What the exercise asks |
Write out all of the entries exactly as given.
[START OF Data to use]
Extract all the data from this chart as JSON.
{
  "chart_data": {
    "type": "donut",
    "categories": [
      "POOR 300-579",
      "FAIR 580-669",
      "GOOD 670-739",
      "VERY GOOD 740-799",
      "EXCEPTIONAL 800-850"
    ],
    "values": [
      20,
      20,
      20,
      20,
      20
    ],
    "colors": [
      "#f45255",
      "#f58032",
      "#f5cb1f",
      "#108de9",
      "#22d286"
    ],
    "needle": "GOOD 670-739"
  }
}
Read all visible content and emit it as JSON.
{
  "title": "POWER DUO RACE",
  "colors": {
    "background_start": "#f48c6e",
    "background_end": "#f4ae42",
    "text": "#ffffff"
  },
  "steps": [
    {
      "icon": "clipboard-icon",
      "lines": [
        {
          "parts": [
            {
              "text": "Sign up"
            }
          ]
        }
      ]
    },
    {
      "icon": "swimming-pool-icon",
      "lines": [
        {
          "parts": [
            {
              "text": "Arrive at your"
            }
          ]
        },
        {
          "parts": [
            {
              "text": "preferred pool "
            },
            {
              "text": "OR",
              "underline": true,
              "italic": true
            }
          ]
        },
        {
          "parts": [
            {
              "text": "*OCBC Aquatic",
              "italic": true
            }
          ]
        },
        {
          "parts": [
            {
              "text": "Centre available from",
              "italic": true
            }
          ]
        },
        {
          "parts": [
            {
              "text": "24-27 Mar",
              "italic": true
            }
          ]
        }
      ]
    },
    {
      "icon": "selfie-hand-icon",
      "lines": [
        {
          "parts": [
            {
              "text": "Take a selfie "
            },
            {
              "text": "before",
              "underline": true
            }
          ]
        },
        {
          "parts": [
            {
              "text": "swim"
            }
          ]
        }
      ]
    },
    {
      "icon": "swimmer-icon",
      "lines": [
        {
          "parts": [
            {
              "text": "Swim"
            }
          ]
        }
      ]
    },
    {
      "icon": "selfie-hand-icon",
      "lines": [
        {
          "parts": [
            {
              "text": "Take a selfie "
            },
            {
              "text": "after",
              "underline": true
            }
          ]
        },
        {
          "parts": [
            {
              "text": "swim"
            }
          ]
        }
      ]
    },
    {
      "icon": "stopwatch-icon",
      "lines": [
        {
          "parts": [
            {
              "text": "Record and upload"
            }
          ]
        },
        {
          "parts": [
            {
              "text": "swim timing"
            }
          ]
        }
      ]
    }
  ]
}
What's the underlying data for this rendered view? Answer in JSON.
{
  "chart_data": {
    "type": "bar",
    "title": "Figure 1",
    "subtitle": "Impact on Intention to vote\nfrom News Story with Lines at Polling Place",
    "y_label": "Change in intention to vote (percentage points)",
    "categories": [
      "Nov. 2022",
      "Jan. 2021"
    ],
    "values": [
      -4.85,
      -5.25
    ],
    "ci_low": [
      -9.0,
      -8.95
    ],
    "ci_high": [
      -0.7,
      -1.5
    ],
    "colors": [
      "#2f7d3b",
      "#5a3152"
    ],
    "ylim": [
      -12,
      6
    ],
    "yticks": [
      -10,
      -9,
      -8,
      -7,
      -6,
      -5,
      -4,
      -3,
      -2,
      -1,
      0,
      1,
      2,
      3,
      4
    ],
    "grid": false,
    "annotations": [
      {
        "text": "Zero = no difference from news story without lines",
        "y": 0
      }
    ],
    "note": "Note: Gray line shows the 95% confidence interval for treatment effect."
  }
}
[END OF Data to use]
Correct answer |
Extract all the data from this chart as JSON.
{
  "chart_data": {
    "type": "donut",
    "categories": [
      "POOR 300-579",
      "FAIR 580-669",
      "GOOD 670-739",
      "VERY GOOD 740-799",
      "EXCEPTIONAL 800-850"
    ],
    "values": [
      20,
      20,
      20,
      20,
      20
    ],
    "colors": [
      "#f45255",
      "#f58032",
      "#f5cb1f",
      "#108de9",
      "#22d286"
    ],
    "needle": "GOOD 670-739"
  }
}
Read all visible content and emit it as JSON.
{
  "title": "POWER DUO RACE",
  "colors": {
    "background_start": "#f48c6e",
    "background_end": "#f4ae42",
    "text": "#ffffff"
  },
  "steps": [
    {
      "icon": "clipboard-icon",
      "lines": [
        {
          "parts": [
            {
              "text": "Sign up"
            }
          ]
        }
      ]
    },
    {
      "icon": "swimming-pool-icon",
      "lines": [
        {
          "parts": [
            {
              "text": "Arrive at your"
            }
          ]
        },
        {
          "parts": [
            {
              "text": "preferred pool "
            },
            {
              "text": "OR",
              "underline": true,
              "italic": true
            }
          ]
        },
        {
          "parts": [
            {
              "text": "*OCBC Aquatic",
              "italic": true
            }
          ]
        },
        {
          "parts": [
            {
              "text": "Centre available from",
              "italic": true
            }
          ]
        },
        {
          "parts": [
            {
              "text": "24-27 Mar",
              "italic": true
            }
          ]
        }
      ]
    },
    {
      "icon": "selfie-hand-icon",
      "lines": [
        {
          "parts": [
            {
              "text": "Take a selfie "
            },
            {
              "text": "before",
              "underline": true
            }
          ]
        },
        {
          "parts": [
            {
              "text": "swim"
            }
          ]
        }
      ]
    },
    {
      "icon": "swimmer-icon",
      "lines": [
        {
          "parts": [
            {
              "text": "Swim"
            }
          ]
        }
      ]
    },
    {
      "icon": "selfie-hand-icon",
      "lines": [
        {
          "parts": [
            {
              "text": "Take a selfie "
            },
            {
              "text": "after",
              "underline": true
            }
          ]
        },
        {
          "parts": [
            {
              "text": "swim"
            }
          ]
        }
      ]
    },
    {
      "icon": "stopwatch-icon",
      "lines": [
        {
          "parts": [
            {
              "text": "Record and upload"
            }
          ]
        },
        {
          "parts": [
            {
              "text": "swim timing"
            }
          ]
        }
      ]
    }
  ]
}
What's the underlying data for this rendered view? Answer in JSON.
{
  "chart_data": {
    "type": "bar",
    "title": "Figure 1",
    "subtitle": "Impact on Intention to vote\nfrom News Story with Lines at Polling Place",
    "y_label": "Change in intention to vote (percentage points)",
    "categories": [
      "Nov. 2022",
      "Jan. 2021"
    ],
    "values": [
      -4.85,
      -5.25
    ],
    "ci_low": [
      -9.0,
      -8.95
    ],
    "ci_high": [
      -0.7,
      -1.5
    ],
    "colors": [
      "#2f7d3b",
      "#5a3152"
    ],
    "ylim": [
      -12,
      6
    ],
    "yticks": [
      -10,
      -9,
      -8,
      -7,
      -6,
      -5,
      -4,
      -3,
      -2,
      -1,
      0,
      1,
      2,
      3,
      4
    ],
    "grid": false,
    "annotations": [
      {
        "text": "Zero = no difference from news story without lines",
        "y": 0
      }
    ],
    "note": "Note: Gray line shows the 95% confidence interval for treatment effect."
  }
}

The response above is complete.